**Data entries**
— START —

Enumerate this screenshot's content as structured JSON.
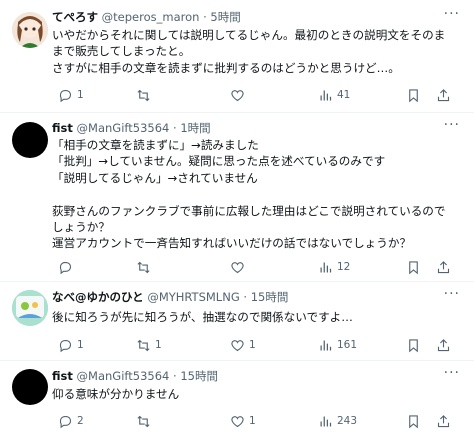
{
  "tweets": [
    {
      "name": "てぺろす",
      "handle": "@teperos_maron",
      "time": "5時間",
      "lines": [
        "いやだからそれに関しては説明してるじゃん。最初のときの説明文をそのま",
        "まで販売してしまったと。",
        "さすがに相手の文章を読まずに批判するのはどうかと思うけど…。"
      ],
      "replies": "1",
      "retweets": "",
      "likes": "",
      "views": "41"
    },
    {
      "name": "fist",
      "handle": "@ManGift53564",
      "time": "1時間",
      "lines": [
        "「相手の文章を読まずに」→読みました",
        "「批判」→していません。疑問に思った点を述べているのみです",
        "「説明してるじゃん」→されていません",
        "",
        "荻野さんのファンクラブで事前に広報した理由はどこで説明されているので",
        "しょうか？",
        "運営アカウントで一斉告知すればいいだけの話ではないでしょうか？"
      ],
      "replies": "",
      "retweets": "",
      "likes": "",
      "views": "12"
    },
    {
      "name": "なべ@ゆかのひと",
      "handle": "@MYHRTSMLNG",
      "time": "15時間",
      "lines": [
        "後に知ろうが先に知ろうが、抽選なので関係ないですよ…"
      ],
      "replies": "1",
      "retweets": "1",
      "likes": "1",
      "views": "161"
    },
    {
      "name": "fist",
      "handle": "@ManGift53564",
      "time": "15時間",
      "lines": [
        "仰る意味が分かりません"
      ],
      "replies": "2",
      "retweets": "",
      "likes": "1",
      "views": "243"
    }
  ],
  "icons": {
    "reply": "reply-icon",
    "retweet": "retweet-icon",
    "like": "heart-icon",
    "views": "views-icon",
    "bookmark": "bookmark-icon",
    "share": "share-icon",
    "more": "more-icon"
  },
  "colors": {
    "text": "#0f1419",
    "secondary": "#536471",
    "divider": "#eff3f4"
  }
}
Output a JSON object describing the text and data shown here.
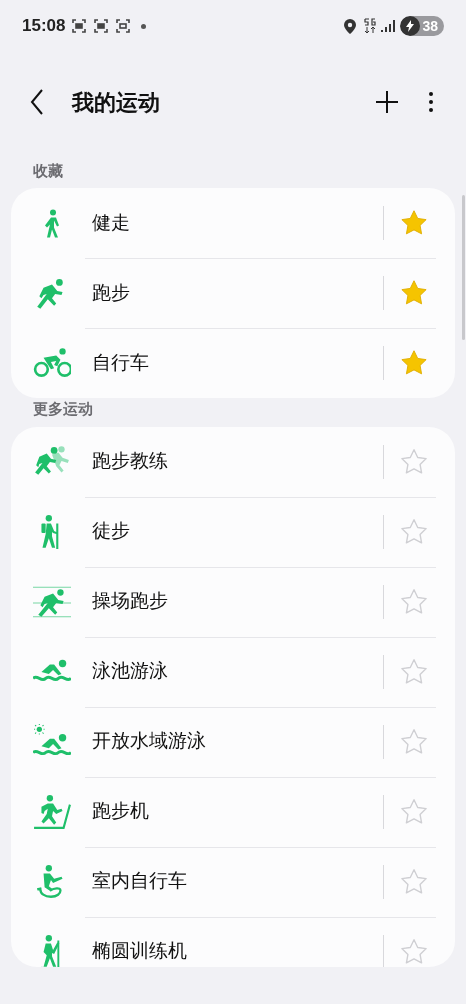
{
  "status_bar": {
    "time": "15:08",
    "battery": "38"
  },
  "header": {
    "title": "我的运动"
  },
  "sections": [
    {
      "title": "收藏",
      "items": [
        {
          "label": "健走",
          "starred": true
        },
        {
          "label": "跑步",
          "starred": true
        },
        {
          "label": "自行车",
          "starred": true
        }
      ]
    },
    {
      "title": "更多运动",
      "items": [
        {
          "label": "跑步教练",
          "starred": false
        },
        {
          "label": "徒步",
          "starred": false
        },
        {
          "label": "操场跑步",
          "starred": false
        },
        {
          "label": "泳池游泳",
          "starred": false
        },
        {
          "label": "开放水域游泳",
          "starred": false
        },
        {
          "label": "跑步机",
          "starred": false
        },
        {
          "label": "室内自行车",
          "starred": false
        },
        {
          "label": "椭圆训练机",
          "starred": false
        }
      ]
    }
  ]
}
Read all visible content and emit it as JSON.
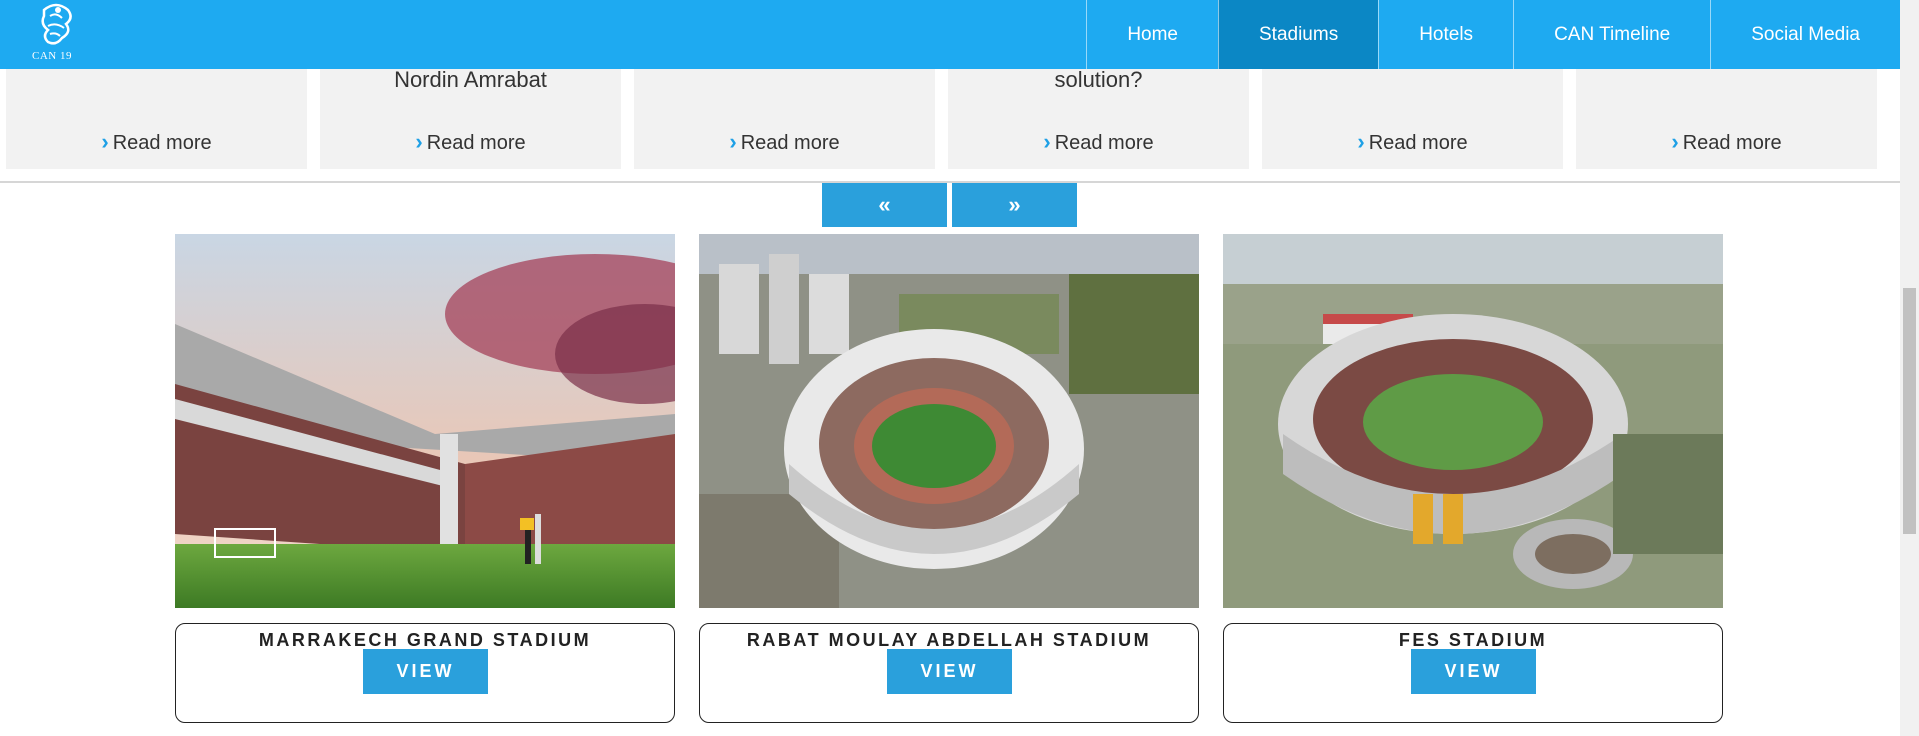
{
  "brand": {
    "logo_text": "CAN 19"
  },
  "nav": {
    "items": [
      {
        "label": "Home"
      },
      {
        "label": "Stadiums",
        "active": true
      },
      {
        "label": "Hotels"
      },
      {
        "label": "CAN Timeline"
      },
      {
        "label": "Social Media"
      }
    ]
  },
  "cards": [
    {
      "title": "",
      "read_more": "Read more"
    },
    {
      "title": "Nordin Amrabat",
      "read_more": "Read more"
    },
    {
      "title": "",
      "read_more": "Read more"
    },
    {
      "title": "solution?",
      "read_more": "Read more"
    },
    {
      "title": "",
      "read_more": "Read more"
    },
    {
      "title": "",
      "read_more": "Read more"
    }
  ],
  "pager": {
    "prev": "«",
    "next": "»"
  },
  "stadiums": [
    {
      "name": "MARRAKECH GRAND STADIUM",
      "button": "VIEW"
    },
    {
      "name": "RABAT MOULAY ABDELLAH STADIUM",
      "button": "VIEW"
    },
    {
      "name": "FES STADIUM",
      "button": "VIEW"
    }
  ],
  "colors": {
    "navbar": "#1eaaf1",
    "active": "#0b87c5",
    "button": "#2aa0dc"
  }
}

— END —

Would you set down the listing exactly, omitting pictures?

Enumerate this screenshot's content as structured JSON.
{
  "tweets": [
    {
      "name": "てぺろす",
      "handle": "@teperos_maron",
      "time": "5時間",
      "lines": [
        "いやだからそれに関しては説明してるじゃん。最初のときの説明文をそのま",
        "まで販売してしまったと。",
        "さすがに相手の文章を読まずに批判するのはどうかと思うけど…。"
      ],
      "replies": "1",
      "retweets": "",
      "likes": "",
      "views": "41"
    },
    {
      "name": "fist",
      "handle": "@ManGift53564",
      "time": "1時間",
      "lines": [
        "「相手の文章を読まずに」→読みました",
        "「批判」→していません。疑問に思った点を述べているのみです",
        "「説明してるじゃん」→されていません",
        "",
        "荻野さんのファンクラブで事前に広報した理由はどこで説明されているので",
        "しょうか？",
        "運営アカウントで一斉告知すればいいだけの話ではないでしょうか？"
      ],
      "replies": "",
      "retweets": "",
      "likes": "",
      "views": "12"
    },
    {
      "name": "なべ@ゆかのひと",
      "handle": "@MYHRTSMLNG",
      "time": "15時間",
      "lines": [
        "後に知ろうが先に知ろうが、抽選なので関係ないですよ…"
      ],
      "replies": "1",
      "retweets": "1",
      "likes": "1",
      "views": "161"
    },
    {
      "name": "fist",
      "handle": "@ManGift53564",
      "time": "15時間",
      "lines": [
        "仰る意味が分かりません"
      ],
      "replies": "2",
      "retweets": "",
      "likes": "1",
      "views": "243"
    }
  ],
  "icons": {
    "reply": "reply-icon",
    "retweet": "retweet-icon",
    "like": "heart-icon",
    "views": "views-icon",
    "bookmark": "bookmark-icon",
    "share": "share-icon",
    "more": "more-icon"
  },
  "colors": {
    "text": "#0f1419",
    "secondary": "#536471",
    "divider": "#eff3f4"
  }
}
Output a JSON object describing the text and data shown here.
{
  "status_bar": {
    "time": "15:08",
    "battery": "38"
  },
  "header": {
    "title": "我的运动"
  },
  "sections": [
    {
      "title": "收藏",
      "items": [
        {
          "label": "健走",
          "starred": true
        },
        {
          "label": "跑步",
          "starred": true
        },
        {
          "label": "自行车",
          "starred": true
        }
      ]
    },
    {
      "title": "更多运动",
      "items": [
        {
          "label": "跑步教练",
          "starred": false
        },
        {
          "label": "徒步",
          "starred": false
        },
        {
          "label": "操场跑步",
          "starred": false
        },
        {
          "label": "泳池游泳",
          "starred": false
        },
        {
          "label": "开放水域游泳",
          "starred": false
        },
        {
          "label": "跑步机",
          "starred": false
        },
        {
          "label": "室内自行车",
          "starred": false
        },
        {
          "label": "椭圆训练机",
          "starred": false
        }
      ]
    }
  ]
}
Read all visible content and emit it as JSON.
{
  "brand": {
    "logo_text": "CAN 19"
  },
  "nav": {
    "items": [
      {
        "label": "Home"
      },
      {
        "label": "Stadiums",
        "active": true
      },
      {
        "label": "Hotels"
      },
      {
        "label": "CAN Timeline"
      },
      {
        "label": "Social Media"
      }
    ]
  },
  "cards": [
    {
      "title": "",
      "read_more": "Read more"
    },
    {
      "title": "Nordin Amrabat",
      "read_more": "Read more"
    },
    {
      "title": "",
      "read_more": "Read more"
    },
    {
      "title": "solution?",
      "read_more": "Read more"
    },
    {
      "title": "",
      "read_more": "Read more"
    },
    {
      "title": "",
      "read_more": "Read more"
    }
  ],
  "pager": {
    "prev": "«",
    "next": "»"
  },
  "stadiums": [
    {
      "name": "MARRAKECH GRAND STADIUM",
      "button": "VIEW"
    },
    {
      "name": "RABAT MOULAY ABDELLAH STADIUM",
      "button": "VIEW"
    },
    {
      "name": "FES STADIUM",
      "button": "VIEW"
    }
  ],
  "colors": {
    "navbar": "#1eaaf1",
    "active": "#0b87c5",
    "button": "#2aa0dc"
  }
}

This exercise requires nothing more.